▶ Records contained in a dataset
***
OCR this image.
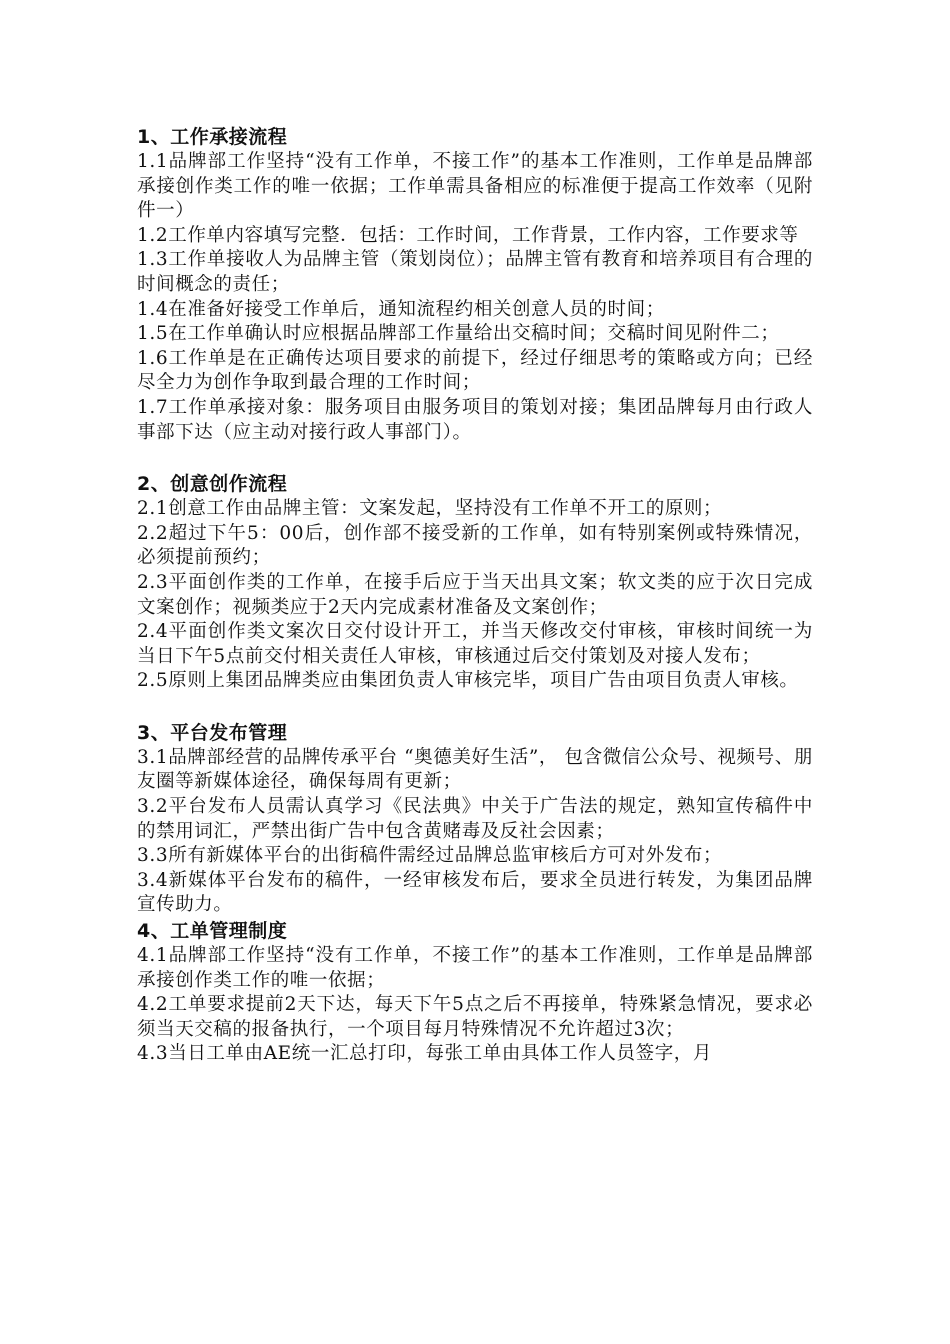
1、工作承接流程

1.1品牌部工作坚持“没有工作单，不接工作”的基本工作准则，工作单是品牌部承接创作类工作的唯一依据；工作单需具备相应的标准便于提高工作效率（见附件一）

1.2工作单内容填写完整．包括：工作时间，工作背景，工作内容，工作要求等

1.3工作单接收人为品牌主管（策划岗位）；品牌主管有教育和培养项目有合理的时间概念的责任；

1.4在准备好接受工作单后，通知流程约相关创意人员的时间；

1.5在工作单确认时应根据品牌部工作量给出交稿时间；交稿时间见附件二；

1.6工作单是在正确传达项目要求的前提下，经过仔细思考的策略或方向；已经尽全力为创作争取到最合理的工作时间；

1.7工作单承接对象：服务项目由服务项目的策划对接；集团品牌每月由行政人事部下达（应主动对接行政人事部门）。

2、创意创作流程

2.1创意工作由品牌主管：文案发起，坚持没有工作单不开工的原则；

2.2超过下午5：00后，创作部不接受新的工作单，如有特别案例或特殊情况，必须提前预约；

2.3平面创作类的工作单，在接手后应于当天出具文案；软文类的应于次日完成文案创作；视频类应于2天内完成素材准备及文案创作；

2.4平面创作类文案次日交付设计开工，并当天修改交付审核，审核时间统一为当日下午5点前交付相关责任人审核，审核通过后交付策划及对接人发布；

2.5原则上集团品牌类应由集团负责人审核完毕，项目广告由项目负责人审核。

3、平台发布管理

3.1品牌部经营的品牌传承平台 “奥德美好生活”， 包含微信公众号、视频号、朋友圈等新媒体途径，确保每周有更新；

3.2平台发布人员需认真学习《民法典》中关于广告法的规定，熟知宣传稿件中的禁用词汇，严禁出街广告中包含黄赌毒及反社会因素；

3.3所有新媒体平台的出街稿件需经过品牌总监审核后方可对外发布；

3.4新媒体平台发布的稿件，一经审核发布后，要求全员进行转发，为集团品牌宣传助力。

4、工单管理制度

4.1品牌部工作坚持“没有工作单，不接工作”的基本工作准则，工作单是品牌部承接创作类工作的唯一依据；

4.2工单要求提前2天下达，每天下午5点之后不再接单，特殊紧急情况，要求必须当天交稿的报备执行，一个项目每月特殊情况不允许超过3次；

4.3当日工单由AE统一汇总打印，每张工单由具体工作人员签字，月
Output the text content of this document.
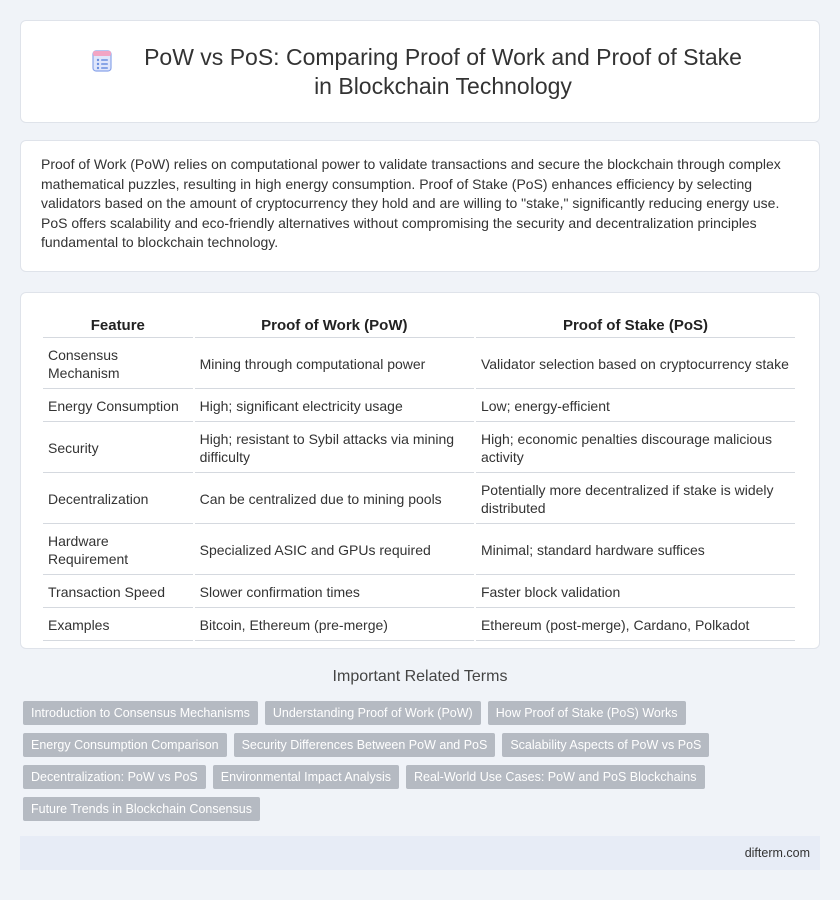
PoW vs PoS: Comparing Proof of Work and Proof of Stake in Blockchain Technology

Proof of Work (PoW) relies on computational power to validate transactions and secure the blockchain through complex mathematical puzzles, resulting in high energy consumption. Proof of Stake (PoS) enhances efficiency by selecting validators based on the amount of cryptocurrency they hold and are willing to "stake," significantly reducing energy use. PoS offers scalability and eco-friendly alternatives without compromising the security and decentralization principles fundamental to blockchain technology.

Feature	Proof of Work (PoW)	Proof of Stake (PoS)
Consensus Mechanism	Mining through computational power	Validator selection based on cryptocurrency stake
Energy Consumption	High; significant electricity usage	Low; energy-efficient
Security	High; resistant to Sybil attacks via mining difficulty	High; economic penalties discourage malicious activity
Decentralization	Can be centralized due to mining pools	Potentially more decentralized if stake is widely distributed
Hardware Requirement	Specialized ASIC and GPUs required	Minimal; standard hardware suffices
Transaction Speed	Slower confirmation times	Faster block validation
Examples	Bitcoin, Ethereum (pre-merge)	Ethereum (post-merge), Cardano, Polkadot
Important Related Terms
Introduction to Consensus Mechanisms	Understanding Proof of Work (PoW)	How Proof of Stake (PoS) Works
Energy Consumption Comparison	Security Differences Between PoW and PoS	Scalability Aspects of PoW vs PoS
Decentralization: PoW vs PoS	Environmental Impact Analysis	Real-World Use Cases: PoW and PoS Blockchains
Future Trends in Blockchain Consensus
difterm.com
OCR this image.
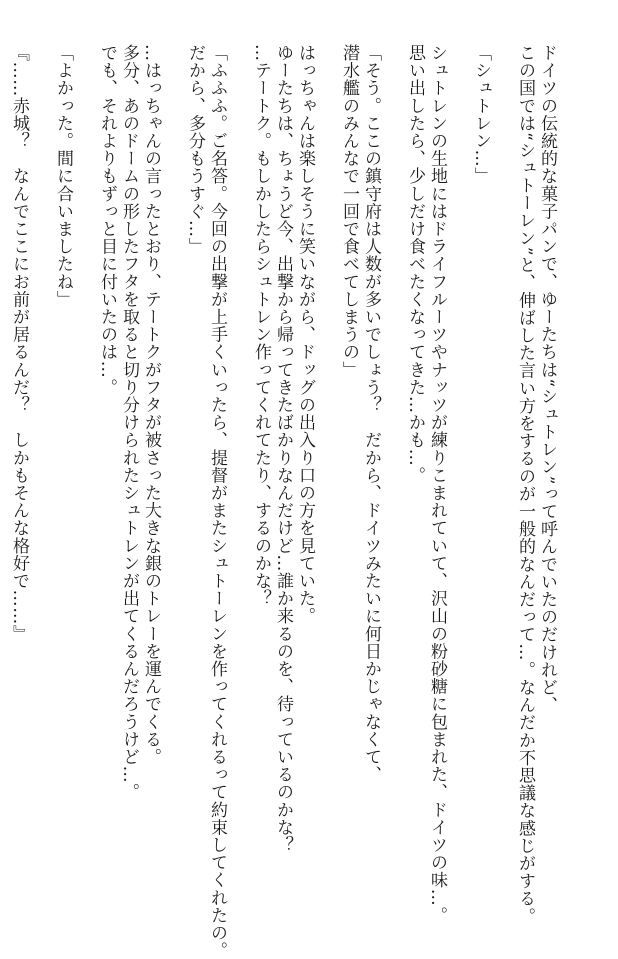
ドイツの伝統的な菓子パンで、ゆーたちは“シュトレン”って呼んでいたのだけれど、
この国では“シュトーレン”と、伸ばした言い方をするのが一般的なんだって…。なんだか不思議な感じがする。
「シュトレン…」
シュトレンの生地にはドライフルーツやナッツが練りこまれていて、沢山の粉砂糖に包まれた、ドイツの味…。
思い出したら、少しだけ食べたくなってきた…かも…。
「そう。ここの鎮守府は人数が多いでしょう？　だから、ドイツみたいに何日かじゃなくて、
潜水艦のみんなで一回で食べてしまうの」
はっちゃんは楽しそうに笑いながら、ドッグの出入り口の方を見ていた。
ゆーたちは、ちょうど今、出撃から帰ってきたばかりなんだけど…誰か来るのを、待っているのかな？
…テートク。もしかしたらシュトレン作ってくれてたり、するのかな？
「ふふふ。ご名答。今回の出撃が上手くいったら、提督がまたシュトーレンを作ってくれるって約束してくれたの。
だから、多分もうすぐ…」
…はっちゃんの言ったとおり、テートクがフタが被さった大きな銀のトレーを運んでくる。
多分、あのドームの形したフタを取ると切り分けられたシュトレンが出てくるんだろうけど…。
でも、それよりもずっと目に付いたのは…。
「よかった。間に合いましたね」
『……赤城？　なんでここにお前が居るんだ？　しかもそんな格好で……』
***
▶ What is expected
From the entries above, copy every line where the word "工作单是品牌部承接创作类工作的唯一依据" shows up.

▶ Solution
1.1品牌部工作坚持“没有工作单，不接工作”的基本工作准则，工作单是品牌部承接创作类工作的唯一依据；工作单需具备相应的标准便于提高工作效率（见附件一）
4.1品牌部工作坚持“没有工作单，不接工作”的基本工作准则，工作单是品牌部承接创作类工作的唯一依据；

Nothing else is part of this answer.